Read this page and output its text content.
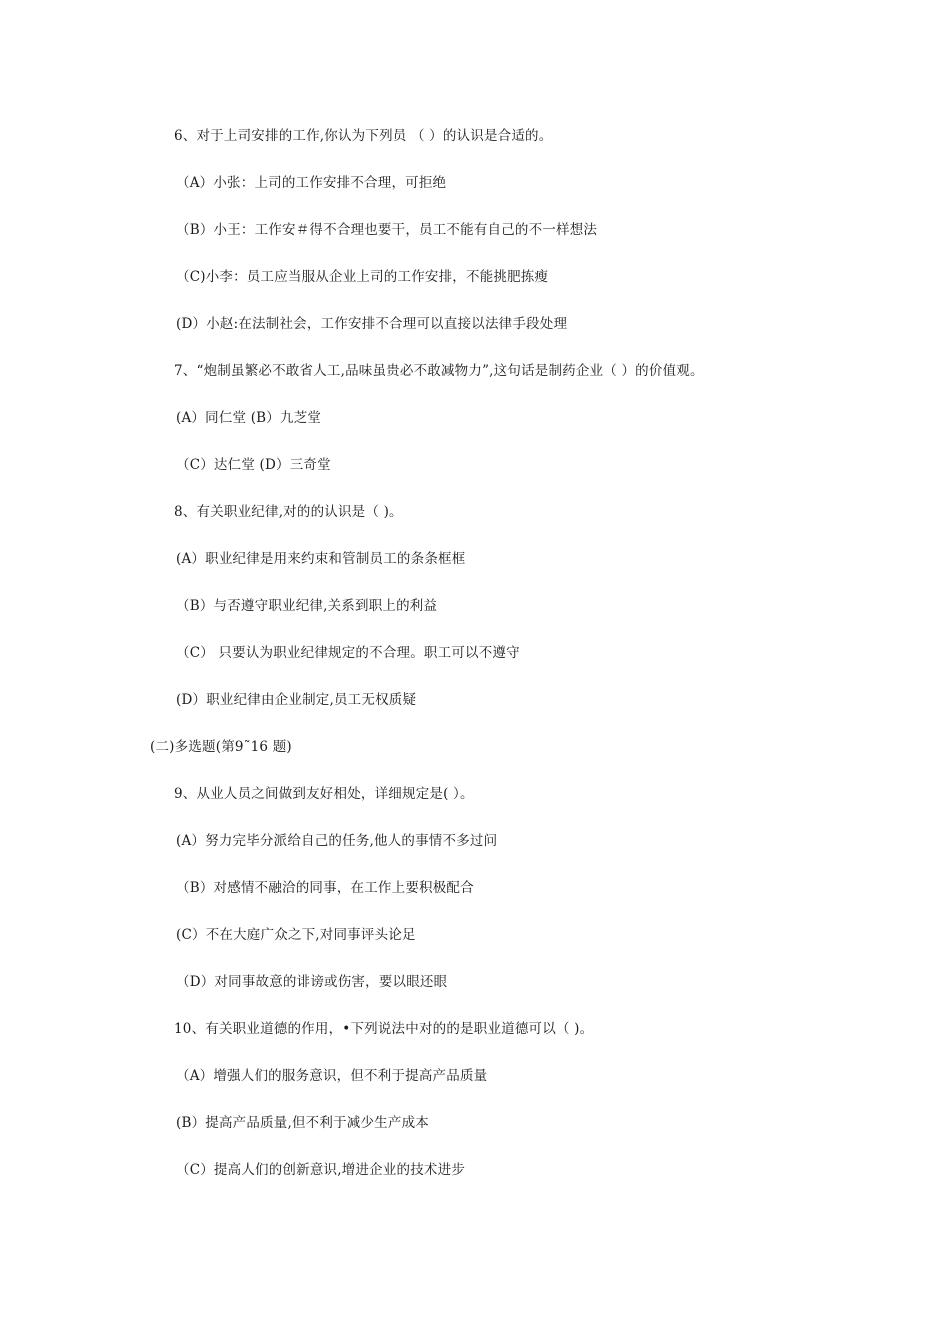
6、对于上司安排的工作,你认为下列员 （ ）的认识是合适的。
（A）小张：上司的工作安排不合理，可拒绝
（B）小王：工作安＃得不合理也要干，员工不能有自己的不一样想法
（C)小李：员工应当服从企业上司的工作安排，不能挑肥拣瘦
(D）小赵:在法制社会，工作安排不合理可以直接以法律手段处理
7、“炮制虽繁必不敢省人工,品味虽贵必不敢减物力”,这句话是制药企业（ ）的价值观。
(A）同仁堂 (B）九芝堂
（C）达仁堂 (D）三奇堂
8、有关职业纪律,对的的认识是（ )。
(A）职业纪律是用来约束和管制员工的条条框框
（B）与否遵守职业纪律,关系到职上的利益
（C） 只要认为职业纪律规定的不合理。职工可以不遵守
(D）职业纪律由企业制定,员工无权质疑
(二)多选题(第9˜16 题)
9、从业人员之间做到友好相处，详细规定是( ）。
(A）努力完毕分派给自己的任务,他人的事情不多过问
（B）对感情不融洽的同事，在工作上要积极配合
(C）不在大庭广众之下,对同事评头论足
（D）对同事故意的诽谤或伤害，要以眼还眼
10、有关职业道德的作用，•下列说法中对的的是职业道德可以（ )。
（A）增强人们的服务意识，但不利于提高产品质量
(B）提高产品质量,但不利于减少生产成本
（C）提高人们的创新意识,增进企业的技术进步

▬▬▬▬▬▬

--- WRITTEN PROBLEM ---
Set the entries down again exactly. Do not include the images.

--- EXERCISE RESULT ---
Read this page and output its text content.
6、对于上司安排的工作,你认为下列员 （ ）的认识是合适的。
（A）小张：上司的工作安排不合理，可拒绝
（B）小王：工作安＃得不合理也要干，员工不能有自己的不一样想法
（C)小李：员工应当服从企业上司的工作安排，不能挑肥拣瘦
(D）小赵:在法制社会，工作安排不合理可以直接以法律手段处理
7、“炮制虽繁必不敢省人工,品味虽贵必不敢减物力”,这句话是制药企业（ ）的价值观。
(A）同仁堂 (B）九芝堂
（C）达仁堂 (D）三奇堂
8、有关职业纪律,对的的认识是（ )。
(A）职业纪律是用来约束和管制员工的条条框框
（B）与否遵守职业纪律,关系到职上的利益
（C） 只要认为职业纪律规定的不合理。职工可以不遵守
(D）职业纪律由企业制定,员工无权质疑
(二)多选题(第9˜16 题)
9、从业人员之间做到友好相处，详细规定是( ）。
(A）努力完毕分派给自己的任务,他人的事情不多过问
（B）对感情不融洽的同事，在工作上要积极配合
(C）不在大庭广众之下,对同事评头论足
（D）对同事故意的诽谤或伤害，要以眼还眼
10、有关职业道德的作用，•下列说法中对的的是职业道德可以（ )。
（A）增强人们的服务意识，但不利于提高产品质量
(B）提高产品质量,但不利于减少生产成本
（C）提高人们的创新意识,增进企业的技术进步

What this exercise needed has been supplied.